> CHALLENGE
Reproduce all of the data that follows, character for character.

> Saved entries
# # #

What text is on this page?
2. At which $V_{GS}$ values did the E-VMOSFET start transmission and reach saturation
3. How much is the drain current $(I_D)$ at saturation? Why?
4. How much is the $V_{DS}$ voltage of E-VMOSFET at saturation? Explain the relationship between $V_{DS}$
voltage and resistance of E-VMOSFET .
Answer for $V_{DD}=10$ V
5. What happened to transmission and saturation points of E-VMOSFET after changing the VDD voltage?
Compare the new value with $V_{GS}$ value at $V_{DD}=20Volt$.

# # #

> RIGHT ANSWER
What text is on this page?
2. At which $V_{GS}$ values did the E-VMOSFET start transmission and reach saturation
3. How much is the drain current $(I_D)$ at saturation? Why?
4. How much is the $V_{DS}$ voltage of E-VMOSFET at saturation? Explain the relationship between $V_{DS}$
voltage and resistance of E-VMOSFET .
Answer for $V_{DD}=10$ V
5. What happened to transmission and saturation points of E-VMOSFET after changing the VDD voltage?
Compare the new value with $V_{GS}$ value at $V_{DD}=20Volt$.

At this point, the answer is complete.